#### [REQUIREMENT]
In the entries below, find the lines with the word "Gotland" and copy them.

#### [AVAILABLE DATA]
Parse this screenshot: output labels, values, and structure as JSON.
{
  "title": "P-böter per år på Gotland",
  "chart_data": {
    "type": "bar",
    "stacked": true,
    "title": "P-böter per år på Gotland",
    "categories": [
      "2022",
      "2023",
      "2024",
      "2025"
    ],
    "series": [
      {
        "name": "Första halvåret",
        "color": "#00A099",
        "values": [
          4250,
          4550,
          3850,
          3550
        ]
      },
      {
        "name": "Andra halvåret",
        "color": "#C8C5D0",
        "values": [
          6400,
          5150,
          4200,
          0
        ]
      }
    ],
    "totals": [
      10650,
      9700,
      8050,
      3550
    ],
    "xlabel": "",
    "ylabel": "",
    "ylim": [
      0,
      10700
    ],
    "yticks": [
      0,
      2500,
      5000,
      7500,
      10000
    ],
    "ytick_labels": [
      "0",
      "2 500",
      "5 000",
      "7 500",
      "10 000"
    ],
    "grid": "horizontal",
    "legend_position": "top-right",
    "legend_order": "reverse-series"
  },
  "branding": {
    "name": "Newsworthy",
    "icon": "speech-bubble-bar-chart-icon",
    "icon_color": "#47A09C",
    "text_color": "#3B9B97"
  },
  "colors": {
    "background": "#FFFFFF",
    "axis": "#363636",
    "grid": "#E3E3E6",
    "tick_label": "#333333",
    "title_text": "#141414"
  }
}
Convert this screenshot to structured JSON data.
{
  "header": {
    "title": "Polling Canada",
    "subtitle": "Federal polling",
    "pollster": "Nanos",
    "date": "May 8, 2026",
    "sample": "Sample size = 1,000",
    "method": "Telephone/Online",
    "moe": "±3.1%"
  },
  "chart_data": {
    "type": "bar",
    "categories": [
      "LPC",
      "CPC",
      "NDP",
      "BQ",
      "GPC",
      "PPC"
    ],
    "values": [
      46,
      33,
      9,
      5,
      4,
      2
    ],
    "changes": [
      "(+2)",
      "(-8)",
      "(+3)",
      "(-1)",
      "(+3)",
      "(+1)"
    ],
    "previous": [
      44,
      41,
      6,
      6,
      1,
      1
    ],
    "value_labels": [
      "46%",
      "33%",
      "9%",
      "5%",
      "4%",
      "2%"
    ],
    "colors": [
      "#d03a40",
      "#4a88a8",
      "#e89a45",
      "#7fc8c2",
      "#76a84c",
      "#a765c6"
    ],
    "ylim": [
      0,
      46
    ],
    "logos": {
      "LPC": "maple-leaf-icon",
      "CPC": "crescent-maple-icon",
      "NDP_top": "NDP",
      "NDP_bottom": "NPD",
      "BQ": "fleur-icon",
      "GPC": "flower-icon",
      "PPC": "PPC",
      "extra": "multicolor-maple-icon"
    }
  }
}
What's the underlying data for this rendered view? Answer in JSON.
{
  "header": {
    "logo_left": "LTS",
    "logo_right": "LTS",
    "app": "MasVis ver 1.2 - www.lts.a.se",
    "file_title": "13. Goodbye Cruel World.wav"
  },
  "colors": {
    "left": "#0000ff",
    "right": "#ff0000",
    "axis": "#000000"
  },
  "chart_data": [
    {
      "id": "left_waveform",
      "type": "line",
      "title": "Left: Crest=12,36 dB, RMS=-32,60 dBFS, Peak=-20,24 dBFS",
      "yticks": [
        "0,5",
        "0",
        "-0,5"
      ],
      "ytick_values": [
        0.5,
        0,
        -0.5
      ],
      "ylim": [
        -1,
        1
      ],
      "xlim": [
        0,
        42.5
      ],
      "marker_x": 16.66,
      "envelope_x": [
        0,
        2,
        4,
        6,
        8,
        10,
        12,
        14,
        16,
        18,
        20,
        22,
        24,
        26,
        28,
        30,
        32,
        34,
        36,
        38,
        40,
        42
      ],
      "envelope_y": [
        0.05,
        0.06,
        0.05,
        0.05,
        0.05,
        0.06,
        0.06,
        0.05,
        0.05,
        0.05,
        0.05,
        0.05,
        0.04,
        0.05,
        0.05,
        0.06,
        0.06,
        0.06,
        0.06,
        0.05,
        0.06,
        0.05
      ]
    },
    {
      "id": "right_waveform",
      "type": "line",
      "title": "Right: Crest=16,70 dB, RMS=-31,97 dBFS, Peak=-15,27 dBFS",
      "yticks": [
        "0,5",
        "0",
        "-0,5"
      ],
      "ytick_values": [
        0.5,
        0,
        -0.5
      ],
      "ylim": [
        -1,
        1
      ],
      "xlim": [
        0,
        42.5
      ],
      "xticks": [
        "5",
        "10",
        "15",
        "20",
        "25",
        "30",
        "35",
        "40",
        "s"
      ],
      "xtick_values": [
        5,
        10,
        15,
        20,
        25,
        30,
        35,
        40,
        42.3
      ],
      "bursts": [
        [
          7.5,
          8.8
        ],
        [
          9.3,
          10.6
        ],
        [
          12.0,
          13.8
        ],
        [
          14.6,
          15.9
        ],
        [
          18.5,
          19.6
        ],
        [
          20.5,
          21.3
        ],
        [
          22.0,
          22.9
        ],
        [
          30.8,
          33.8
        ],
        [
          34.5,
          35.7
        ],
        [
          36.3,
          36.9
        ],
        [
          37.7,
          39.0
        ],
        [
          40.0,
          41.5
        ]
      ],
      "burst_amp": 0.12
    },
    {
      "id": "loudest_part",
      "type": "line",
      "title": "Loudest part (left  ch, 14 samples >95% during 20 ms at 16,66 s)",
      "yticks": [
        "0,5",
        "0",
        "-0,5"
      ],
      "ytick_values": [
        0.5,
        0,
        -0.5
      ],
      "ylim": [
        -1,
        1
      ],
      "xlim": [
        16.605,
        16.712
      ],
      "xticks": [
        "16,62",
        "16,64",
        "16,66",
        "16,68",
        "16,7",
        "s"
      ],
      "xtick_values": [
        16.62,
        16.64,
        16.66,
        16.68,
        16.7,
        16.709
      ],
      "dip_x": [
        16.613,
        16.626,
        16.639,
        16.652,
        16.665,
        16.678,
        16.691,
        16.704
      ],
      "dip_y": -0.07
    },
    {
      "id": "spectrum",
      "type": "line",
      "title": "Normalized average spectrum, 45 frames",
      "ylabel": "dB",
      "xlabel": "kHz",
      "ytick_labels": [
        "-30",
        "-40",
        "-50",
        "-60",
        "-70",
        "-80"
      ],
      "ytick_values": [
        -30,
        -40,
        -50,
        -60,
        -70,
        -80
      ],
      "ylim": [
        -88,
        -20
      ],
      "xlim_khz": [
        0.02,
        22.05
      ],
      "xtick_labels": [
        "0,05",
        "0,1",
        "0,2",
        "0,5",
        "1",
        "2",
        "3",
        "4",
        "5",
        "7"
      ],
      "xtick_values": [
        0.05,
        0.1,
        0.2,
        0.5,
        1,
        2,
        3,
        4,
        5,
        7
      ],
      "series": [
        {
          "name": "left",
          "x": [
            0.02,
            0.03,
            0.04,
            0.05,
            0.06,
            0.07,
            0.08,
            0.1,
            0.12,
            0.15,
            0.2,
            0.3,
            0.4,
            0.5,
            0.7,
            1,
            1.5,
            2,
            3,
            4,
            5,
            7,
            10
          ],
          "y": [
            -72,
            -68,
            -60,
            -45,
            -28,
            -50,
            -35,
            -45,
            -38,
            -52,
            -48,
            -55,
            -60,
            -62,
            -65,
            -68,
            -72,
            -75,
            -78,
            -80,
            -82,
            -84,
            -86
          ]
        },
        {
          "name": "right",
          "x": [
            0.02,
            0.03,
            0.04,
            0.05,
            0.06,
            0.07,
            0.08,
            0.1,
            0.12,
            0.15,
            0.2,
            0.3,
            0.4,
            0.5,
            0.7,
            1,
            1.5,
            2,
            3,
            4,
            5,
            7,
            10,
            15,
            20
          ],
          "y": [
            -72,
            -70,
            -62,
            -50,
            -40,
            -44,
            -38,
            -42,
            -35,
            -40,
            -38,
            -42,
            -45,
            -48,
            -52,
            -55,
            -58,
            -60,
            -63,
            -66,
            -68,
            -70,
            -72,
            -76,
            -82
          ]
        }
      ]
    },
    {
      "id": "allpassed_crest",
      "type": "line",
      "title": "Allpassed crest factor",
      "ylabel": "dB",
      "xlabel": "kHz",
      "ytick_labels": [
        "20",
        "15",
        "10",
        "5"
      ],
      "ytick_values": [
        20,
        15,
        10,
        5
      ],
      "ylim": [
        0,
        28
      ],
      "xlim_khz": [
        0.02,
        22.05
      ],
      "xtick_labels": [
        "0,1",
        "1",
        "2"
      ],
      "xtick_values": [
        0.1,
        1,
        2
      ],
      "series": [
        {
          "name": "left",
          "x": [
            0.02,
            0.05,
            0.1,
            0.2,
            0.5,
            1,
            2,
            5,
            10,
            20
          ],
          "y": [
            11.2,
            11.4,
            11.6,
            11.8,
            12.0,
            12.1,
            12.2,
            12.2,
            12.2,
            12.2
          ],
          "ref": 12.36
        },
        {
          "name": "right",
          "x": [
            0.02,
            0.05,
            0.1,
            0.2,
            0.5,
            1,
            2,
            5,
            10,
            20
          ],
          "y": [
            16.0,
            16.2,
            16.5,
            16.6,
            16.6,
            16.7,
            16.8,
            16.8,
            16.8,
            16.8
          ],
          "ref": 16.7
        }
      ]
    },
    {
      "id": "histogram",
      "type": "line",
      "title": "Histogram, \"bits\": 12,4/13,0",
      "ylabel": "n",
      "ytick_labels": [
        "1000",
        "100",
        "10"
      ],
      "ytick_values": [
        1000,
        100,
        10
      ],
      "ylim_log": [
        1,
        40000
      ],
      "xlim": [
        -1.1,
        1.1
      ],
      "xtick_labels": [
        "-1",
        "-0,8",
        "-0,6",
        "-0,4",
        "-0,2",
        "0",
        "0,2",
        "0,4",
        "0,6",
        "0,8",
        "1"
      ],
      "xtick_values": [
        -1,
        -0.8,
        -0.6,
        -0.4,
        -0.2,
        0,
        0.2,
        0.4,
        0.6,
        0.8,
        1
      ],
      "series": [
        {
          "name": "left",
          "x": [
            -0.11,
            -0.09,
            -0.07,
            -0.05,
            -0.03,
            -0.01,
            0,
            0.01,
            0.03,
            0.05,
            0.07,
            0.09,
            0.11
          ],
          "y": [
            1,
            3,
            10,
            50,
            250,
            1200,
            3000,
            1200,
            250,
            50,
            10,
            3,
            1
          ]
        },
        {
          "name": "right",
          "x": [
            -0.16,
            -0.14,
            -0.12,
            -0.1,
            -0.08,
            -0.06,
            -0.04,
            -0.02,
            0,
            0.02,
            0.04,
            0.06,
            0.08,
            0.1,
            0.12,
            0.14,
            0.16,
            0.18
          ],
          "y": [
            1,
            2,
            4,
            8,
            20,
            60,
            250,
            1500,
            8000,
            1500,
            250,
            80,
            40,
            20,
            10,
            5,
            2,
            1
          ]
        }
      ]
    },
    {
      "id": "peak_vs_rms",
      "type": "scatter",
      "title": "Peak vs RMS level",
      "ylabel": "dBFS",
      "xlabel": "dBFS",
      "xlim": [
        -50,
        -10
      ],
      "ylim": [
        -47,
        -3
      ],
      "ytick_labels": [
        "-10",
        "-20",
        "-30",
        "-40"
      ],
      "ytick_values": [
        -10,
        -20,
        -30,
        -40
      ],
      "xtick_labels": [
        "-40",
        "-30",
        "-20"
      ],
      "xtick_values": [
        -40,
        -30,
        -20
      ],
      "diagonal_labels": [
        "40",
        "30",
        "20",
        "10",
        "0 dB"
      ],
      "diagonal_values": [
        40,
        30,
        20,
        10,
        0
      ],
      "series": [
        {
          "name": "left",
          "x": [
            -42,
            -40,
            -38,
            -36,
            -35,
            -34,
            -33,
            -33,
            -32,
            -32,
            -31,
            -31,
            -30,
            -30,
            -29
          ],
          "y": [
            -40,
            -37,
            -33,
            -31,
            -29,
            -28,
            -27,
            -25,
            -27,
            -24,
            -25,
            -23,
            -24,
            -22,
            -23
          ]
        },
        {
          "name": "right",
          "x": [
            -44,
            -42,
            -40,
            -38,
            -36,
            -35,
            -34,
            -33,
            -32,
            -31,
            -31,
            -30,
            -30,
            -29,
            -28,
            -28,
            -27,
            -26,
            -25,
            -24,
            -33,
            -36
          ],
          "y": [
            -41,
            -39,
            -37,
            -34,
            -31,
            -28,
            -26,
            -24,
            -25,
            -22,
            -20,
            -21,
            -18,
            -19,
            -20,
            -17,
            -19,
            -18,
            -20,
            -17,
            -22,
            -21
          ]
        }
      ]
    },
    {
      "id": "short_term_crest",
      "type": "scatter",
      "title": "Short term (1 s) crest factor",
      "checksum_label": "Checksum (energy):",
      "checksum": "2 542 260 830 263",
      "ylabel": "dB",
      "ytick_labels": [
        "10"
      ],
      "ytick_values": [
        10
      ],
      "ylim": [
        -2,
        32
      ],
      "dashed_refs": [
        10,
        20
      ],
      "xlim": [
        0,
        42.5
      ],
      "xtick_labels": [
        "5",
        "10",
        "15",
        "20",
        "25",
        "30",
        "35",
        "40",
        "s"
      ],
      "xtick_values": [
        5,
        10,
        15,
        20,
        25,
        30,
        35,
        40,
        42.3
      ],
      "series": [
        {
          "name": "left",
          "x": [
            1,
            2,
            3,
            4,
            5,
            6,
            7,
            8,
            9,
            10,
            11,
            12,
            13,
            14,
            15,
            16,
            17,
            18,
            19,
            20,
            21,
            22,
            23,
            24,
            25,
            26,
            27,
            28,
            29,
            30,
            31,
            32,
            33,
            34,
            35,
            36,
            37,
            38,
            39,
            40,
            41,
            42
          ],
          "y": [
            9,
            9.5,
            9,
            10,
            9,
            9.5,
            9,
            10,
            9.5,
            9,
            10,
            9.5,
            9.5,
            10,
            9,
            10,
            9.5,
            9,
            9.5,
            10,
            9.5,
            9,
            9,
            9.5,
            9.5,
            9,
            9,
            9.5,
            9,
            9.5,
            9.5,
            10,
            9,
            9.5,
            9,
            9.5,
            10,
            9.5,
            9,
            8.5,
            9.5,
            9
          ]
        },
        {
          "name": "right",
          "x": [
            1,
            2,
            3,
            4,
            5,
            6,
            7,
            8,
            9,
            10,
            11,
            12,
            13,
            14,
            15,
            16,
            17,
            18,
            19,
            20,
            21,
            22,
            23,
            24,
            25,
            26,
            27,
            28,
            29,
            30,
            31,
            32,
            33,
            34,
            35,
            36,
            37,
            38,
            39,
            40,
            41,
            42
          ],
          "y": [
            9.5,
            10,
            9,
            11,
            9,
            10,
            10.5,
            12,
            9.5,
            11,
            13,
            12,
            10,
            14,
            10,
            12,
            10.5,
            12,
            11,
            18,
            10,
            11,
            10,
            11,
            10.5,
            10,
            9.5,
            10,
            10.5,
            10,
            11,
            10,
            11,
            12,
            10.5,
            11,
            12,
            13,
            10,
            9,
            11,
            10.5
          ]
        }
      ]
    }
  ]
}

#### [SOLUTION BELOW]
  "title": "P-böter per år på Gotland",
    "title": "P-böter per år på Gotland",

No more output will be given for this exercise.